SHORT EXERCISE: Rewrite the material below, replacing every "matrix-bracket" with "matrix-delimiter" and leaving all other text unchanged.

ENTRIES PROVIDED:
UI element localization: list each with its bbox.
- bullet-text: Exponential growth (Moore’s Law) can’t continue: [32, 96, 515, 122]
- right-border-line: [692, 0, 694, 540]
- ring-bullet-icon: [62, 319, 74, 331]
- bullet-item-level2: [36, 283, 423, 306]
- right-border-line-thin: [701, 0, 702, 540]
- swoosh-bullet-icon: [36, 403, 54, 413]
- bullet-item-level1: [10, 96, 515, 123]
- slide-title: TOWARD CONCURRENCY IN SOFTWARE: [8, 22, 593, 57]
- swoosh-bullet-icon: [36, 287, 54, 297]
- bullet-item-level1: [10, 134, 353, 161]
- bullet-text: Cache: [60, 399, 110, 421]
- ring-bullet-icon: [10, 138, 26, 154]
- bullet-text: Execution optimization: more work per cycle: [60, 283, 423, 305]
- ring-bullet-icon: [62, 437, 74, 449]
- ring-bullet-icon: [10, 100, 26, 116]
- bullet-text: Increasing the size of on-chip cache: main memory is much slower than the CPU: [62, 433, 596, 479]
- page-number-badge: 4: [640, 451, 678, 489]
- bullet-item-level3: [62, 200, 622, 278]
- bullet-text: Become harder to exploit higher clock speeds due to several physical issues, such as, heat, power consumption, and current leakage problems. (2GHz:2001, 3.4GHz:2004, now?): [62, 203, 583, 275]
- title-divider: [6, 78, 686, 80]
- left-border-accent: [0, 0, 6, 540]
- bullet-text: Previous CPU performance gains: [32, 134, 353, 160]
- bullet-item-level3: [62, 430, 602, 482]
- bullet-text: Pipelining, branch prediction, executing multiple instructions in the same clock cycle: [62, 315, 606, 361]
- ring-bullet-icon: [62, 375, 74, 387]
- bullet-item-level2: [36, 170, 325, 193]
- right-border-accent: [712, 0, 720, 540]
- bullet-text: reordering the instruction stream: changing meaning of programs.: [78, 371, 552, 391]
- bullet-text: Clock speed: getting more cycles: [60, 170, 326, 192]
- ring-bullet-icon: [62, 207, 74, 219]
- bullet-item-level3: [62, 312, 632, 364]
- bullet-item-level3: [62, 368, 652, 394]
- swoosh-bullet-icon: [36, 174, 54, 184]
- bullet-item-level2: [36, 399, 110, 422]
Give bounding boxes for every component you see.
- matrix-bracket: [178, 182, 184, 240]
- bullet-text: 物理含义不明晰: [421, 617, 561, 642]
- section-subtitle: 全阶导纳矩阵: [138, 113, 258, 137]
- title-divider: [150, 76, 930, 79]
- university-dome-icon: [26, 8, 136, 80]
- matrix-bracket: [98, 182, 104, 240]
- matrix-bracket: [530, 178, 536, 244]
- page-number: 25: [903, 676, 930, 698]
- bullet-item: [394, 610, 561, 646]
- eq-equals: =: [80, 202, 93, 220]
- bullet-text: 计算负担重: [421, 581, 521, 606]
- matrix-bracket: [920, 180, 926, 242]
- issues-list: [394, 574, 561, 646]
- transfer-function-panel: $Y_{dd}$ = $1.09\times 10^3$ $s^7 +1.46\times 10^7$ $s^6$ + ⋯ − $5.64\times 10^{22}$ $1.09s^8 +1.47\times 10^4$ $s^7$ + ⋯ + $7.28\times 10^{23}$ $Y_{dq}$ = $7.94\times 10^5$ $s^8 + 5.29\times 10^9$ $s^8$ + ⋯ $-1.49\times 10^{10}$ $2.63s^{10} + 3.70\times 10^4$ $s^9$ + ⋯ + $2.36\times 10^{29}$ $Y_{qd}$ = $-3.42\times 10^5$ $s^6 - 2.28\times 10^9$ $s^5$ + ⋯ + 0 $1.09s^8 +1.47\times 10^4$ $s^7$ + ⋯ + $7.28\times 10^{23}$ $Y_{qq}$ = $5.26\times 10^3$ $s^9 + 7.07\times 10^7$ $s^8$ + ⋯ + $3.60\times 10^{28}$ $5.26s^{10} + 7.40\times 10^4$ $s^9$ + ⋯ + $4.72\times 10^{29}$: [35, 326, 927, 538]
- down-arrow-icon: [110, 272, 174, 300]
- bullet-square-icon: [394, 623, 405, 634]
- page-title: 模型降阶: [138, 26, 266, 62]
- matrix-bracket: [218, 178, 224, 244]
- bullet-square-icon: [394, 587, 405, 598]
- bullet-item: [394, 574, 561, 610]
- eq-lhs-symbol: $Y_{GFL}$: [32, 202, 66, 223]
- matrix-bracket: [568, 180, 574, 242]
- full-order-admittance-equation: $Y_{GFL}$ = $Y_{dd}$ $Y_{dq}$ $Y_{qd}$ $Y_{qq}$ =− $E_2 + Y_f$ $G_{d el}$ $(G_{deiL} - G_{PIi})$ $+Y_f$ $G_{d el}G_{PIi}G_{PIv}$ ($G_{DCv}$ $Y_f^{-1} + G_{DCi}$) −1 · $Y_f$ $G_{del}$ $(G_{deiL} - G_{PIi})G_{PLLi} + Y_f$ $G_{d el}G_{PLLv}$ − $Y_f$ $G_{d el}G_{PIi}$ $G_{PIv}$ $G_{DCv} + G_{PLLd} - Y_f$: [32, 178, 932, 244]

OUTPUT FOR THIS EXERCISE:
UI element localization: list each with its bbox.
- bullet-text: Exponential growth (Moore’s Law) can’t continue: [32, 96, 515, 122]
- right-border-line: [692, 0, 694, 540]
- ring-bullet-icon: [62, 319, 74, 331]
- bullet-item-level2: [36, 283, 423, 306]
- right-border-line-thin: [701, 0, 702, 540]
- swoosh-bullet-icon: [36, 403, 54, 413]
- bullet-item-level1: [10, 96, 515, 123]
- slide-title: TOWARD CONCURRENCY IN SOFTWARE: [8, 22, 593, 57]
- swoosh-bullet-icon: [36, 287, 54, 297]
- bullet-item-level1: [10, 134, 353, 161]
- bullet-text: Cache: [60, 399, 110, 421]
- ring-bullet-icon: [10, 138, 26, 154]
- bullet-text: Execution optimization: more work per cycle: [60, 283, 423, 305]
- ring-bullet-icon: [62, 437, 74, 449]
- ring-bullet-icon: [10, 100, 26, 116]
- bullet-text: Increasing the size of on-chip cache: main memory is much slower than the CPU: [62, 433, 596, 479]
- page-number-badge: 4: [640, 451, 678, 489]
- bullet-item-level3: [62, 200, 622, 278]
- bullet-text: Become harder to exploit higher clock speeds due to several physical issues, such as, heat, power consumption, and current leakage problems. (2GHz:2001, 3.4GHz:2004, now?): [62, 203, 583, 275]
- title-divider: [6, 78, 686, 80]
- left-border-accent: [0, 0, 6, 540]
- bullet-text: Previous CPU performance gains: [32, 134, 353, 160]
- bullet-item-level3: [62, 430, 602, 482]
- bullet-text: Pipelining, branch prediction, executing multiple instructions in the same clock cycle: [62, 315, 606, 361]
- ring-bullet-icon: [62, 375, 74, 387]
- bullet-item-level2: [36, 170, 325, 193]
- right-border-accent: [712, 0, 720, 540]
- bullet-text: reordering the instruction stream: changing meaning of programs.: [78, 371, 552, 391]
- bullet-text: Clock speed: getting more cycles: [60, 170, 326, 192]
- ring-bullet-icon: [62, 207, 74, 219]
- bullet-item-level3: [62, 312, 632, 364]
- bullet-item-level3: [62, 368, 652, 394]
- swoosh-bullet-icon: [36, 174, 54, 184]
- bullet-item-level2: [36, 399, 110, 422]
Give bounding boxes for every component you see.
- matrix-delimiter: [178, 182, 184, 240]
- bullet-text: 物理含义不明晰: [421, 617, 561, 642]
- section-subtitle: 全阶导纳矩阵: [138, 113, 258, 137]
- title-divider: [150, 76, 930, 79]
- university-dome-icon: [26, 8, 136, 80]
- matrix-delimiter: [98, 182, 104, 240]
- matrix-delimiter: [530, 178, 536, 244]
- page-number: 25: [903, 676, 930, 698]
- bullet-item: [394, 610, 561, 646]
- eq-equals: =: [80, 202, 93, 220]
- bullet-text: 计算负担重: [421, 581, 521, 606]
- matrix-delimiter: [920, 180, 926, 242]
- issues-list: [394, 574, 561, 646]
- transfer-function-panel: $Y_{dd}$ = $1.09\times 10^3$ $s^7 +1.46\times 10^7$ $s^6$ + ⋯ − $5.64\times 10^{22}$ $1.09s^8 +1.47\times 10^4$ $s^7$ + ⋯ + $7.28\times 10^{23}$ $Y_{dq}$ = $7.94\times 10^5$ $s^8 + 5.29\times 10^9$ $s^8$ + ⋯ $-1.49\times 10^{10}$ $2.63s^{10} + 3.70\times 10^4$ $s^9$ + ⋯ + $2.36\times 10^{29}$ $Y_{qd}$ = $-3.42\times 10^5$ $s^6 - 2.28\times 10^9$ $s^5$ + ⋯ + 0 $1.09s^8 +1.47\times 10^4$ $s^7$ + ⋯ + $7.28\times 10^{23}$ $Y_{qq}$ = $5.26\times 10^3$ $s^9 + 7.07\times 10^7$ $s^8$ + ⋯ + $3.60\times 10^{28}$ $5.26s^{10} + 7.40\times 10^4$ $s^9$ + ⋯ + $4.72\times 10^{29}$: [35, 326, 927, 538]
- down-arrow-icon: [110, 272, 174, 300]
- bullet-square-icon: [394, 623, 405, 634]
- page-title: 模型降阶: [138, 26, 266, 62]
- matrix-delimiter: [218, 178, 224, 244]
- bullet-square-icon: [394, 587, 405, 598]
- bullet-item: [394, 574, 561, 610]
- eq-lhs-symbol: $Y_{GFL}$: [32, 202, 66, 223]
- matrix-delimiter: [568, 180, 574, 242]
- full-order-admittance-equation: $Y_{GFL}$ = $Y_{dd}$ $Y_{dq}$ $Y_{qd}$ $Y_{qq}$ =− $E_2 + Y_f$ $G_{d el}$ $(G_{deiL} - G_{PIi})$ $+Y_f$ $G_{d el}G_{PIi}G_{PIv}$ ($G_{DCv}$ $Y_f^{-1} + G_{DCi}$) −1 · $Y_f$ $G_{del}$ $(G_{deiL} - G_{PIi})G_{PLLi} + Y_f$ $G_{d el}G_{PLLv}$ − $Y_f$ $G_{d el}G_{PIi}$ $G_{PIv}$ $G_{DCv} + G_{PLLd} - Y_f$: [32, 178, 932, 244]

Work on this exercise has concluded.